## Begin Material for this task

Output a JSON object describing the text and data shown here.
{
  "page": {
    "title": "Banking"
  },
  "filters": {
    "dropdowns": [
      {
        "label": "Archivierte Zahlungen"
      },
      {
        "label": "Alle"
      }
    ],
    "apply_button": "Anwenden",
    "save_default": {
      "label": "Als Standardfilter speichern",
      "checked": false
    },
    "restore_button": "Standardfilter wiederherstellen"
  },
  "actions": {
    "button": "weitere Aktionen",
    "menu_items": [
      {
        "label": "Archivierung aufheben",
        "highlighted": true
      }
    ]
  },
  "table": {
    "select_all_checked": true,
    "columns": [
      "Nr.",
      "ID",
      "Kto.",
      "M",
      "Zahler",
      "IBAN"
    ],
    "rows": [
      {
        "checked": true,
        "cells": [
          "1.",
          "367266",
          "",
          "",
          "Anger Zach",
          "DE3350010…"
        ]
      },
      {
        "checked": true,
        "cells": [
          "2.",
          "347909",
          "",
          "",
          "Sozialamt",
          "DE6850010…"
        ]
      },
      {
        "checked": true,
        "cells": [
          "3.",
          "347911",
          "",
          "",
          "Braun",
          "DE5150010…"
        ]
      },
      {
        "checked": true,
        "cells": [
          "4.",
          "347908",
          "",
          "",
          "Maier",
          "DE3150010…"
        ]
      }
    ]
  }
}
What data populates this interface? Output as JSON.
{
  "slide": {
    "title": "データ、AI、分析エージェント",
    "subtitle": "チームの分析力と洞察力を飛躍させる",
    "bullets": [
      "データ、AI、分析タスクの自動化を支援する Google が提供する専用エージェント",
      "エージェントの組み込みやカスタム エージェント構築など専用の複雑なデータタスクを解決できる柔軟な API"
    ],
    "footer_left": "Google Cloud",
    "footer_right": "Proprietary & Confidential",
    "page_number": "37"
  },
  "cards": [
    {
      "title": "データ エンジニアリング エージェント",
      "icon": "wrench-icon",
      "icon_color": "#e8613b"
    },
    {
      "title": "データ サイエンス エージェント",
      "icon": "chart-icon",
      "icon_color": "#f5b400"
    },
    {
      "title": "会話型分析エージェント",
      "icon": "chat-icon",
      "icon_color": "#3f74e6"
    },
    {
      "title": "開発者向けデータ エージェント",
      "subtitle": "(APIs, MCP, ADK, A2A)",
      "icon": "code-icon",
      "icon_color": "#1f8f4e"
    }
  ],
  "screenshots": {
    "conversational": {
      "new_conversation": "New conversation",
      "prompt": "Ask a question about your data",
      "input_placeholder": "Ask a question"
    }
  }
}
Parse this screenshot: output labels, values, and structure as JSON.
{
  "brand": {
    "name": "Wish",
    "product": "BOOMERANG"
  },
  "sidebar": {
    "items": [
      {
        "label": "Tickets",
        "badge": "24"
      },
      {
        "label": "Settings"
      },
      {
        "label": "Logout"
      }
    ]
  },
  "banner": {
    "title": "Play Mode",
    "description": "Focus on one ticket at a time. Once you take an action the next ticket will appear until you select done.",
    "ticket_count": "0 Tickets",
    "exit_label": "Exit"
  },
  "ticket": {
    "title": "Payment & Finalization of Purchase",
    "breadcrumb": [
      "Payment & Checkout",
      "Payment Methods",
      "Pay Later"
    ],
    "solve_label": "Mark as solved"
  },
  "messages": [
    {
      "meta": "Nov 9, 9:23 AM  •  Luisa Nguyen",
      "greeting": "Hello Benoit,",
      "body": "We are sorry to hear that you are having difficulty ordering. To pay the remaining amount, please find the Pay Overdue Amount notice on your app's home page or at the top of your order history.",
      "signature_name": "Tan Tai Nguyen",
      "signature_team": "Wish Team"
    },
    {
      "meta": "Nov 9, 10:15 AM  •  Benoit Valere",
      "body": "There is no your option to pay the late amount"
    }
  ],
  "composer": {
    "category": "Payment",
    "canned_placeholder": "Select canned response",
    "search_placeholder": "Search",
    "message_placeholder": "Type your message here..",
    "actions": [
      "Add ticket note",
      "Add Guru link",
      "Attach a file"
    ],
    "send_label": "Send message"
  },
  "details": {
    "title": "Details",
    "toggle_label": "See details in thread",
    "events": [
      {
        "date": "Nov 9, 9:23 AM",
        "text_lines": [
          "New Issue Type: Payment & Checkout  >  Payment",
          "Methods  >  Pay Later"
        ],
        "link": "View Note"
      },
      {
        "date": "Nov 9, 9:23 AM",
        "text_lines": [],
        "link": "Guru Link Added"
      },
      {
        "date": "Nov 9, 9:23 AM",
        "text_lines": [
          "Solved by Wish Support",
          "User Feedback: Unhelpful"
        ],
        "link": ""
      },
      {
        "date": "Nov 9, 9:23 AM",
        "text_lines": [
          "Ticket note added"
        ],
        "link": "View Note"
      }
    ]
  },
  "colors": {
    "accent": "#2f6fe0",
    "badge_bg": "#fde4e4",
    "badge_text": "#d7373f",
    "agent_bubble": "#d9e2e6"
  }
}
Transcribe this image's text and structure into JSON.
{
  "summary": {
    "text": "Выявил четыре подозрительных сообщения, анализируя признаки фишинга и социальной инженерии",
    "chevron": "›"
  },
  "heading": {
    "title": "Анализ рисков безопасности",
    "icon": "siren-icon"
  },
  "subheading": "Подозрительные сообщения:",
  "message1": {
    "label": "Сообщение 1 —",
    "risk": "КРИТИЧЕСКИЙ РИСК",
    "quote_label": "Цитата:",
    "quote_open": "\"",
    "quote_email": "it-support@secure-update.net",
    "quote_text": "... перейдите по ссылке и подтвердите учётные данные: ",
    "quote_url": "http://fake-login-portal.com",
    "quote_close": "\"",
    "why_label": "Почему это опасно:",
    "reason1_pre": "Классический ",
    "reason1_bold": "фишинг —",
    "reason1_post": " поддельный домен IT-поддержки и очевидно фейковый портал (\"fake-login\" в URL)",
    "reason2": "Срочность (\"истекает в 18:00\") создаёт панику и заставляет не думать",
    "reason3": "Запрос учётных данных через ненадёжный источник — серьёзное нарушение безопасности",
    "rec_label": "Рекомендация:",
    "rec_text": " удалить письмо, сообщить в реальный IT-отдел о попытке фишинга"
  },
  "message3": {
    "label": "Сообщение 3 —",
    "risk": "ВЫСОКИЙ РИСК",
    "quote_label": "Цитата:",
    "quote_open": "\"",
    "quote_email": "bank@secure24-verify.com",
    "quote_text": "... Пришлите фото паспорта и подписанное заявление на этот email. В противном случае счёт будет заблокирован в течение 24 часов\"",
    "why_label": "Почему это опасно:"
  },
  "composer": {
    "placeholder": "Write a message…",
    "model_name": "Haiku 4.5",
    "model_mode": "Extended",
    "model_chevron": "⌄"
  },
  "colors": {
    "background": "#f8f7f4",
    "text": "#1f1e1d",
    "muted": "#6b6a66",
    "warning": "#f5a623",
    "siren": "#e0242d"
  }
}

## End Material for this task

• **Objective**: Write out the entries above once more, without altering anything.

• **Reply**:
Output a JSON object describing the text and data shown here.
{
  "page": {
    "title": "Banking"
  },
  "filters": {
    "dropdowns": [
      {
        "label": "Archivierte Zahlungen"
      },
      {
        "label": "Alle"
      }
    ],
    "apply_button": "Anwenden",
    "save_default": {
      "label": "Als Standardfilter speichern",
      "checked": false
    },
    "restore_button": "Standardfilter wiederherstellen"
  },
  "actions": {
    "button": "weitere Aktionen",
    "menu_items": [
      {
        "label": "Archivierung aufheben",
        "highlighted": true
      }
    ]
  },
  "table": {
    "select_all_checked": true,
    "columns": [
      "Nr.",
      "ID",
      "Kto.",
      "M",
      "Zahler",
      "IBAN"
    ],
    "rows": [
      {
        "checked": true,
        "cells": [
          "1.",
          "367266",
          "",
          "",
          "Anger Zach",
          "DE3350010…"
        ]
      },
      {
        "checked": true,
        "cells": [
          "2.",
          "347909",
          "",
          "",
          "Sozialamt",
          "DE6850010…"
        ]
      },
      {
        "checked": true,
        "cells": [
          "3.",
          "347911",
          "",
          "",
          "Braun",
          "DE5150010…"
        ]
      },
      {
        "checked": true,
        "cells": [
          "4.",
          "347908",
          "",
          "",
          "Maier",
          "DE3150010…"
        ]
      }
    ]
  }
}
What data populates this interface? Output as JSON.
{
  "slide": {
    "title": "データ、AI、分析エージェント",
    "subtitle": "チームの分析力と洞察力を飛躍させる",
    "bullets": [
      "データ、AI、分析タスクの自動化を支援する Google が提供する専用エージェント",
      "エージェントの組み込みやカスタム エージェント構築など専用の複雑なデータタスクを解決できる柔軟な API"
    ],
    "footer_left": "Google Cloud",
    "footer_right": "Proprietary & Confidential",
    "page_number": "37"
  },
  "cards": [
    {
      "title": "データ エンジニアリング エージェント",
      "icon": "wrench-icon",
      "icon_color": "#e8613b"
    },
    {
      "title": "データ サイエンス エージェント",
      "icon": "chart-icon",
      "icon_color": "#f5b400"
    },
    {
      "title": "会話型分析エージェント",
      "icon": "chat-icon",
      "icon_color": "#3f74e6"
    },
    {
      "title": "開発者向けデータ エージェント",
      "subtitle": "(APIs, MCP, ADK, A2A)",
      "icon": "code-icon",
      "icon_color": "#1f8f4e"
    }
  ],
  "screenshots": {
    "conversational": {
      "new_conversation": "New conversation",
      "prompt": "Ask a question about your data",
      "input_placeholder": "Ask a question"
    }
  }
}
Parse this screenshot: output labels, values, and structure as JSON.
{
  "brand": {
    "name": "Wish",
    "product": "BOOMERANG"
  },
  "sidebar": {
    "items": [
      {
        "label": "Tickets",
        "badge": "24"
      },
      {
        "label": "Settings"
      },
      {
        "label": "Logout"
      }
    ]
  },
  "banner": {
    "title": "Play Mode",
    "description": "Focus on one ticket at a time. Once you take an action the next ticket will appear until you select done.",
    "ticket_count": "0 Tickets",
    "exit_label": "Exit"
  },
  "ticket": {
    "title": "Payment & Finalization of Purchase",
    "breadcrumb": [
      "Payment & Checkout",
      "Payment Methods",
      "Pay Later"
    ],
    "solve_label": "Mark as solved"
  },
  "messages": [
    {
      "meta": "Nov 9, 9:23 AM  •  Luisa Nguyen",
      "greeting": "Hello Benoit,",
      "body": "We are sorry to hear that you are having difficulty ordering. To pay the remaining amount, please find the Pay Overdue Amount notice on your app's home page or at the top of your order history.",
      "signature_name": "Tan Tai Nguyen",
      "signature_team": "Wish Team"
    },
    {
      "meta": "Nov 9, 10:15 AM  •  Benoit Valere",
      "body": "There is no your option to pay the late amount"
    }
  ],
  "composer": {
    "category": "Payment",
    "canned_placeholder": "Select canned response",
    "search_placeholder": "Search",
    "message_placeholder": "Type your message here..",
    "actions": [
      "Add ticket note",
      "Add Guru link",
      "Attach a file"
    ],
    "send_label": "Send message"
  },
  "details": {
    "title": "Details",
    "toggle_label": "See details in thread",
    "events": [
      {
        "date": "Nov 9, 9:23 AM",
        "text_lines": [
          "New Issue Type: Payment & Checkout  >  Payment",
          "Methods  >  Pay Later"
        ],
        "link": "View Note"
      },
      {
        "date": "Nov 9, 9:23 AM",
        "text_lines": [],
        "link": "Guru Link Added"
      },
      {
        "date": "Nov 9, 9:23 AM",
        "text_lines": [
          "Solved by Wish Support",
          "User Feedback: Unhelpful"
        ],
        "link": ""
      },
      {
        "date": "Nov 9, 9:23 AM",
        "text_lines": [
          "Ticket note added"
        ],
        "link": "View Note"
      }
    ]
  },
  "colors": {
    "accent": "#2f6fe0",
    "badge_bg": "#fde4e4",
    "badge_text": "#d7373f",
    "agent_bubble": "#d9e2e6"
  }
}
Transcribe this image's text and structure into JSON.
{
  "summary": {
    "text": "Выявил четыре подозрительных сообщения, анализируя признаки фишинга и социальной инженерии",
    "chevron": "›"
  },
  "heading": {
    "title": "Анализ рисков безопасности",
    "icon": "siren-icon"
  },
  "subheading": "Подозрительные сообщения:",
  "message1": {
    "label": "Сообщение 1 —",
    "risk": "КРИТИЧЕСКИЙ РИСК",
    "quote_label": "Цитата:",
    "quote_open": "\"",
    "quote_email": "it-support@secure-update.net",
    "quote_text": "... перейдите по ссылке и подтвердите учётные данные: ",
    "quote_url": "http://fake-login-portal.com",
    "quote_close": "\"",
    "why_label": "Почему это опасно:",
    "reason1_pre": "Классический ",
    "reason1_bold": "фишинг —",
    "reason1_post": " поддельный домен IT-поддержки и очевидно фейковый портал (\"fake-login\" в URL)",
    "reason2": "Срочность (\"истекает в 18:00\") создаёт панику и заставляет не думать",
    "reason3": "Запрос учётных данных через ненадёжный источник — серьёзное нарушение безопасности",
    "rec_label": "Рекомендация:",
    "rec_text": " удалить письмо, сообщить в реальный IT-отдел о попытке фишинга"
  },
  "message3": {
    "label": "Сообщение 3 —",
    "risk": "ВЫСОКИЙ РИСК",
    "quote_label": "Цитата:",
    "quote_open": "\"",
    "quote_email": "bank@secure24-verify.com",
    "quote_text": "... Пришлите фото паспорта и подписанное заявление на этот email. В противном случае счёт будет заблокирован в течение 24 часов\"",
    "why_label": "Почему это опасно:"
  },
  "composer": {
    "placeholder": "Write a message…",
    "model_name": "Haiku 4.5",
    "model_mode": "Extended",
    "model_chevron": "⌄"
  },
  "colors": {
    "background": "#f8f7f4",
    "text": "#1f1e1d",
    "muted": "#6b6a66",
    "warning": "#f5a623",
    "siren": "#e0242d"
  }
}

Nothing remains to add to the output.